• _The exercise_
Answer with a single number: the count of lines that include the string "他把厚玻璃的四周磨薄".

(Data excerpts)
======
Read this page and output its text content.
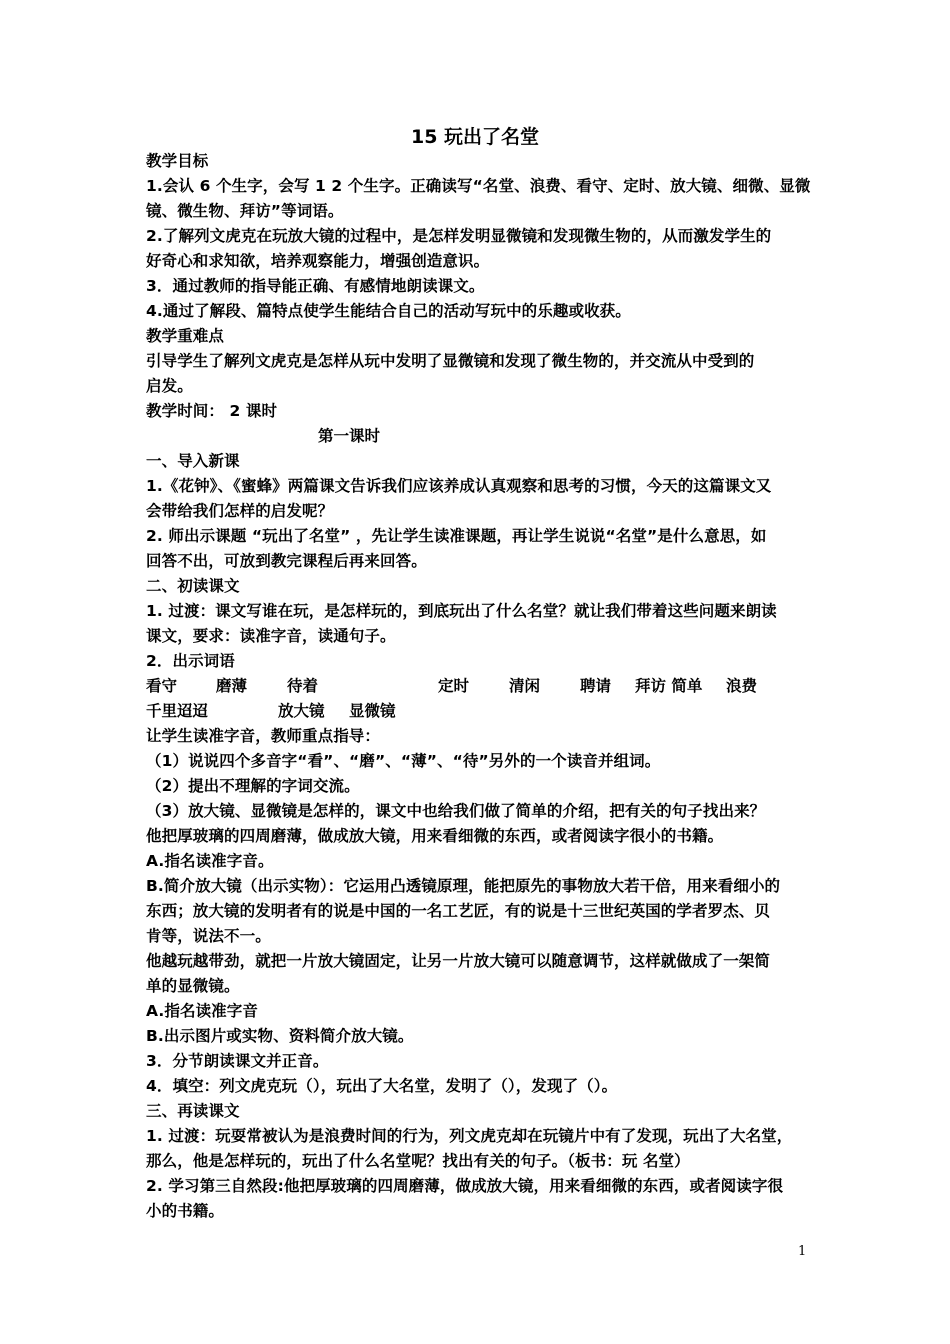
15 玩出了名堂
教学目标
1.会认 6 个生字，会写 1 2 个生字。正确读写“名堂、浪费、看守、定时、放大镜、细微、显微
镜、微生物、拜访”等词语。
2.了解列文虎克在玩放大镜的过程中，是怎样发明显微镜和发现微生物的，从而激发学生的
好奇心和求知欲，培养观察能力，增强创造意识。
3．通过教师的指导能正确、有感情地朗读课文。
4.通过了解段、篇特点使学生能结合自己的活动写玩中的乐趣或收获。
教学重难点
引导学生了解列文虎克是怎样从玩中发明了显微镜和发现了微生物的，并交流从中受到的
启发。
教学时间： 2 课时
第一课时
一、导入新课
1.《花钟》、《蜜蜂》两篇课文告诉我们应该养成认真观察和思考的习惯，今天的这篇课文又
会带给我们怎样的启发呢？
2. 师出示课题 “玩出了名堂” ，先让学生读准课题，再让学生说说“名堂”是什么意思，如
回答不出，可放到教完课程后再来回答。
二、初读课文
1. 过渡：课文写谁在玩，是怎样玩的，到底玩出了什么名堂？就让我们带着这些问题来朗读
课文，要求：读准字音，读通句子。
2．出示词语
看守	磨薄	待着	定时	清闲	聘请 拜访 简单 浪费
千里迢迢	放大镜 显微镜
让学生读准字音，教师重点指导：
（1）说说四个多音字“看”、“磨”、“薄”、“待”另外的一个读音并组词。
（2）提出不理解的字词交流。
（3）放大镜、显微镜是怎样的，课文中也给我们做了简单的介绍，把有关的句子找出来？
他把厚玻璃的四周磨薄，做成放大镜，用来看细微的东西，或者阅读字很小的书籍。
A.指名读准字音。
B.简介放大镜（出示实物）：它运用凸透镜原理，能把原先的事物放大若干倍，用来看细小的
东西；放大镜的发明者有的说是中国的一名工艺匠，有的说是十三世纪英国的学者罗杰、贝
肯等，说法不一。
他越玩越带劲，就把一片放大镜固定，让另一片放大镜可以随意调节，这样就做成了一架简
单的显微镜。
A.指名读准字音
B.出示图片或实物、资料简介放大镜。
3．分节朗读课文并正音。
4．填空：列文虎克玩（），玩出了大名堂，发明了（），发现了（）。
三、再读课文
1. 过渡：玩耍常被认为是浪费时间的行为，列文虎克却在玩镜片中有了发现，玩出了大名堂，
那么，他是怎样玩的，玩出了什么名堂呢？找出有关的句子。（板书：玩 名堂）
2. 学习第三自然段:他把厚玻璃的四周磨薄，做成放大镜，用来看细微的东西，或者阅读字很
小的书籍。
1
======
• _Full answer_
2